*WRITTEN TASK*
Extract the text of every entry below exactly; leave images out.

Figure content listings
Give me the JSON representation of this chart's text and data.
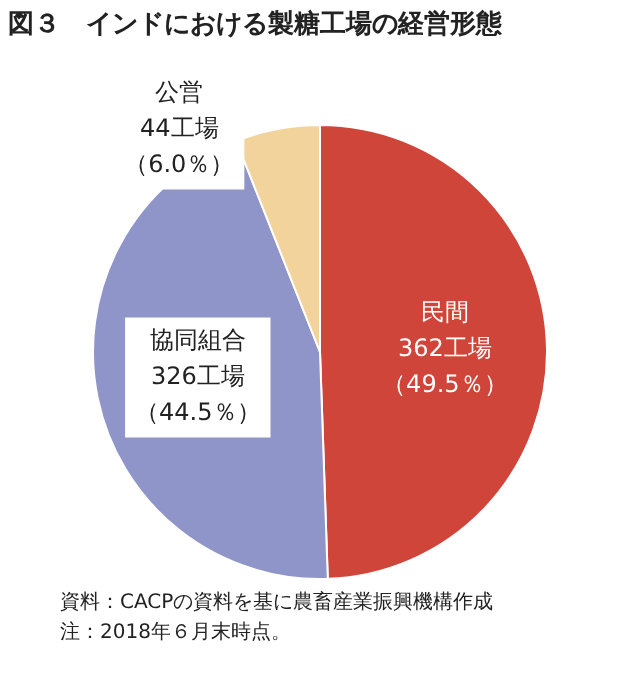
{
  "chart_data": {
    "type": "pie",
    "title": "図３　インドにおける製糖工場の経営形態",
    "categories": [
      "民間",
      "協同組合",
      "公営"
    ],
    "values": [
      362,
      326,
      44
    ],
    "value_labels": [
      "362工場（49.5％）",
      "326工場（44.5％）",
      "44工場（6.0％）"
    ],
    "colors": [
      "#d0453a",
      "#8f95c8",
      "#f3d39c"
    ],
    "legend": false,
    "annotations": [
      "資料：CACPの資料を基に農畜産業振興機構作成",
      "注：2018年６月末時点。"
    ]
  }
}
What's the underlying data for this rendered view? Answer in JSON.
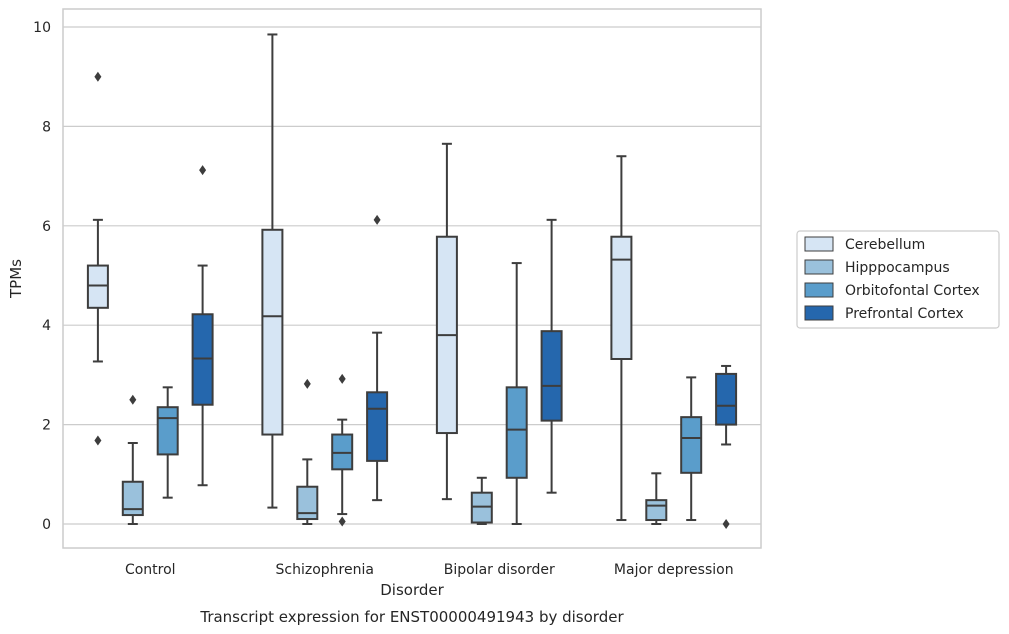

*EXPECTED ANSWER*
Give me the JSON representation of this chart's text and data.
{
  "chart_data": {
    "type": "pie",
    "title": "図３　インドにおける製糖工場の経営形態",
    "categories": [
      "民間",
      "協同組合",
      "公営"
    ],
    "values": [
      362,
      326,
      44
    ],
    "value_labels": [
      "362工場（49.5％）",
      "326工場（44.5％）",
      "44工場（6.0％）"
    ],
    "colors": [
      "#d0453a",
      "#8f95c8",
      "#f3d39c"
    ],
    "legend": false,
    "annotations": [
      "資料：CACPの資料を基に農畜産業振興機構作成",
      "注：2018年６月末時点。"
    ]
  }
}
What's the underlying data for this rendered view? Answer in JSON.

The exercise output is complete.